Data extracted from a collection
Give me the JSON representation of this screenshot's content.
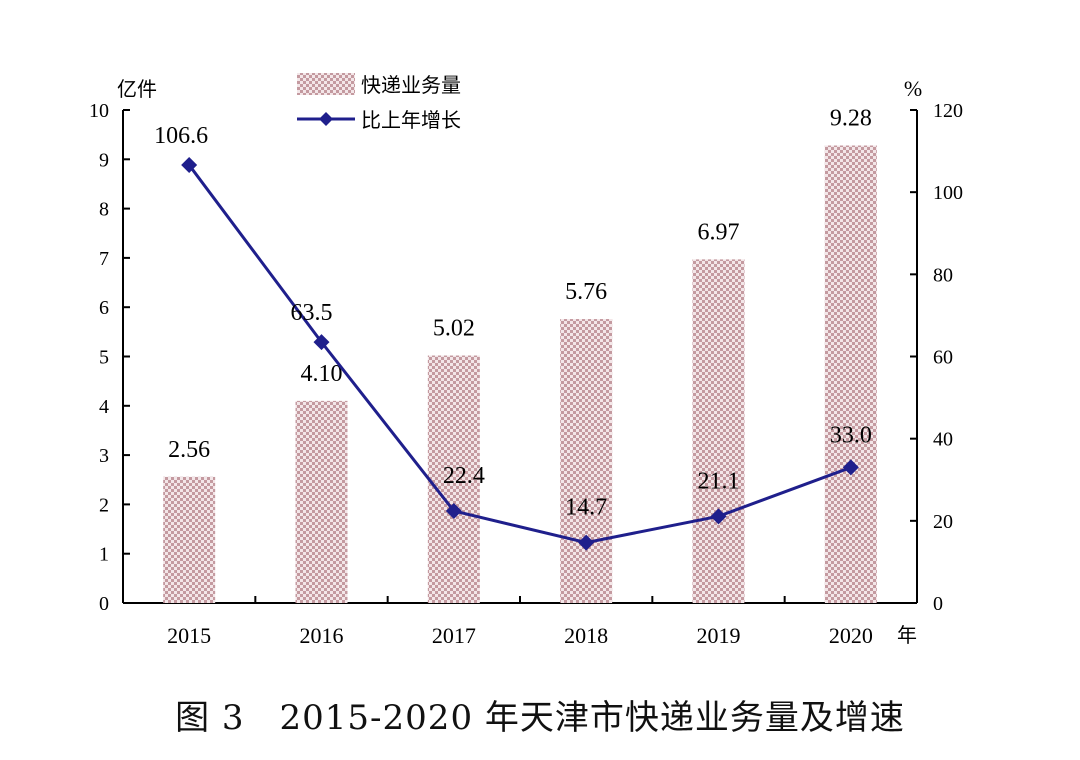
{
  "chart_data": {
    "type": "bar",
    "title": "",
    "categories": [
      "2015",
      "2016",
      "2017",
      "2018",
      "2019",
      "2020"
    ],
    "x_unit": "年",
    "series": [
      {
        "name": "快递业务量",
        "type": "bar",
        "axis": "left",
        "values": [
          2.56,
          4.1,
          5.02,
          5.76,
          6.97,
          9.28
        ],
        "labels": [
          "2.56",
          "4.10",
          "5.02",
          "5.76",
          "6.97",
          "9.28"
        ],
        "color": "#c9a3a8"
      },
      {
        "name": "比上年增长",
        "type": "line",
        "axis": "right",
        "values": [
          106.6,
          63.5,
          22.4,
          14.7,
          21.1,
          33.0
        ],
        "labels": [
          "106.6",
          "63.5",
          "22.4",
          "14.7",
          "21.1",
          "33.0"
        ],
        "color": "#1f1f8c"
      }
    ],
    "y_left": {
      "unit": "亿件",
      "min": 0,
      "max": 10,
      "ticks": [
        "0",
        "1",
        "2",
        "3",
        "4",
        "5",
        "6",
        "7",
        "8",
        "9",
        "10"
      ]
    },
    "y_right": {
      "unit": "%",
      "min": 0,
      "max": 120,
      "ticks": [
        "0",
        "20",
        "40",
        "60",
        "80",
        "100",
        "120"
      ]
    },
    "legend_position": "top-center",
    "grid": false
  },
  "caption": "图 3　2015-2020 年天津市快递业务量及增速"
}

- **What is being asked**
Quote the records in full and exactly; skip any image.

- **Exercise solution**
Give me the JSON representation of this screenshot's content.
{
  "chart_data": {
    "type": "bar",
    "title": "",
    "categories": [
      "2015",
      "2016",
      "2017",
      "2018",
      "2019",
      "2020"
    ],
    "x_unit": "年",
    "series": [
      {
        "name": "快递业务量",
        "type": "bar",
        "axis": "left",
        "values": [
          2.56,
          4.1,
          5.02,
          5.76,
          6.97,
          9.28
        ],
        "labels": [
          "2.56",
          "4.10",
          "5.02",
          "5.76",
          "6.97",
          "9.28"
        ],
        "color": "#c9a3a8"
      },
      {
        "name": "比上年增长",
        "type": "line",
        "axis": "right",
        "values": [
          106.6,
          63.5,
          22.4,
          14.7,
          21.1,
          33.0
        ],
        "labels": [
          "106.6",
          "63.5",
          "22.4",
          "14.7",
          "21.1",
          "33.0"
        ],
        "color": "#1f1f8c"
      }
    ],
    "y_left": {
      "unit": "亿件",
      "min": 0,
      "max": 10,
      "ticks": [
        "0",
        "1",
        "2",
        "3",
        "4",
        "5",
        "6",
        "7",
        "8",
        "9",
        "10"
      ]
    },
    "y_right": {
      "unit": "%",
      "min": 0,
      "max": 120,
      "ticks": [
        "0",
        "20",
        "40",
        "60",
        "80",
        "100",
        "120"
      ]
    },
    "legend_position": "top-center",
    "grid": false
  },
  "caption": "图 3　2015-2020 年天津市快递业务量及增速"
}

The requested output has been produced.